▶ WHAT YOU SHOULD DO: Select every line below containing the word "đồng".
**********
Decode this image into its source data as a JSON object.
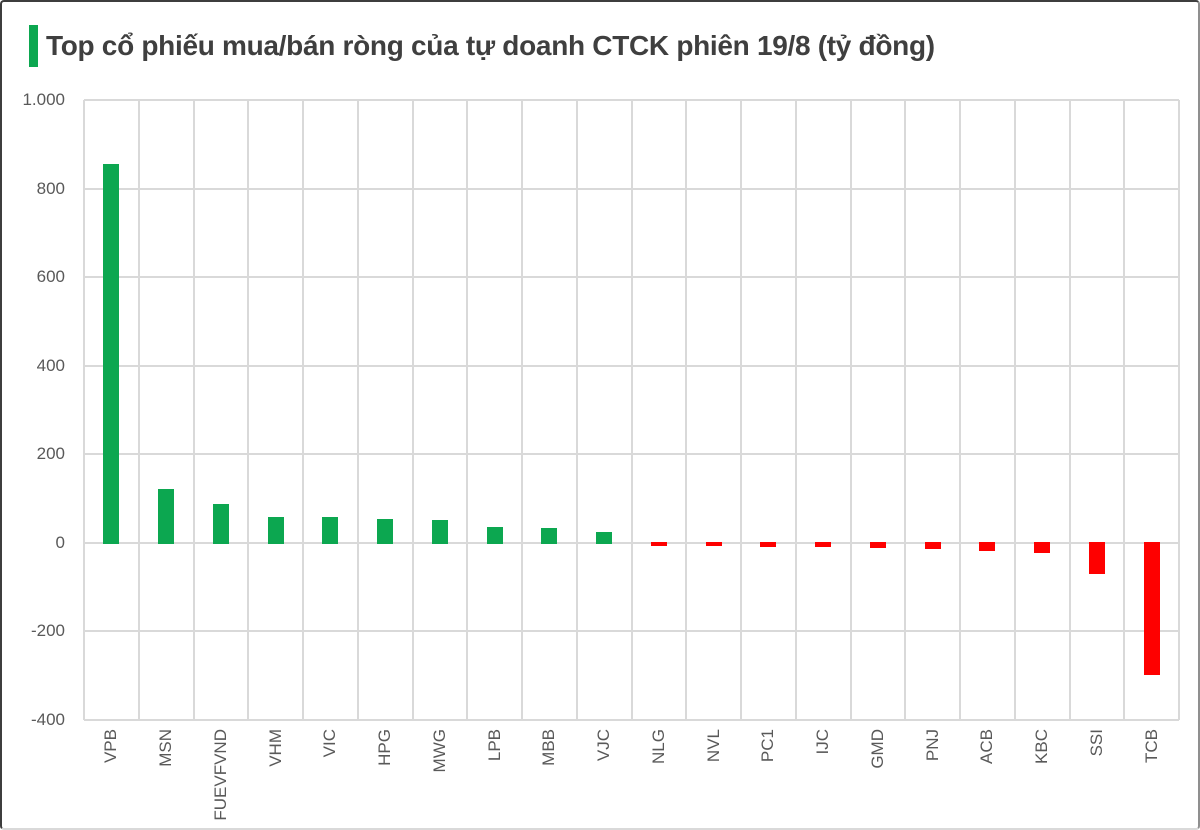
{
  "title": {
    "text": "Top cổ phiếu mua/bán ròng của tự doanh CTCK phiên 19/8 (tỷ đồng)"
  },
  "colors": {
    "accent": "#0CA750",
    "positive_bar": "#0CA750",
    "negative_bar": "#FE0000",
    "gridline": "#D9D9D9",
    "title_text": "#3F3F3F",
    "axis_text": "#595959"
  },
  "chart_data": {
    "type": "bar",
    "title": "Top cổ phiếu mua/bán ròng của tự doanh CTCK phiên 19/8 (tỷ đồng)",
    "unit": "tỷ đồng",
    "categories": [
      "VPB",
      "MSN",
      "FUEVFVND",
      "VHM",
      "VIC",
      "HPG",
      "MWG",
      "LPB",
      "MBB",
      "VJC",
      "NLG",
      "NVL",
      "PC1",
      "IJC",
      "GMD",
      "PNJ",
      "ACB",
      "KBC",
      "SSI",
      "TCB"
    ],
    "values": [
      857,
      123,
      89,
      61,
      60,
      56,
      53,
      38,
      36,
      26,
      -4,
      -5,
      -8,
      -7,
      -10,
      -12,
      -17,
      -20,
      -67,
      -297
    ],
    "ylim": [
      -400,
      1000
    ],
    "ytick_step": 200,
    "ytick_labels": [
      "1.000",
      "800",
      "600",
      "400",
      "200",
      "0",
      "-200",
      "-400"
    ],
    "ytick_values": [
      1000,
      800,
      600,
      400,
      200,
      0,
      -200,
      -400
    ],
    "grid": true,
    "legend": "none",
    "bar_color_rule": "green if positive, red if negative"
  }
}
**********
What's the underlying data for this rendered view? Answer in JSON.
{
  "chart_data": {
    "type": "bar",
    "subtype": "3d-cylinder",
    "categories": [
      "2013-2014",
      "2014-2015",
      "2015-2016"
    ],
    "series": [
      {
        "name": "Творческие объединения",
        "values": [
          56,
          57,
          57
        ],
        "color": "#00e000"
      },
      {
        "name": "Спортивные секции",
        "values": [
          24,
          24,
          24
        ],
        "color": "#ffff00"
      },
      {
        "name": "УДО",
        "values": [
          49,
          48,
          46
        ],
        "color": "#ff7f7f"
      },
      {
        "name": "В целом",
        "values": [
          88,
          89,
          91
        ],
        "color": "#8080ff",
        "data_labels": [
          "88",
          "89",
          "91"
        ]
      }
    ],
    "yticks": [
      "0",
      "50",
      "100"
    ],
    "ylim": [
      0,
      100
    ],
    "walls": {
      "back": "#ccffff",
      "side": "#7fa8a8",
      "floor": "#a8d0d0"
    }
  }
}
**********
▶ EXPECTED ANSWER:
    "text": "Top cổ phiếu mua/bán ròng của tự doanh CTCK phiên 19/8 (tỷ đồng)"
    "title": "Top cổ phiếu mua/bán ròng của tự doanh CTCK phiên 19/8 (tỷ đồng)",
    "unit": "tỷ đồng",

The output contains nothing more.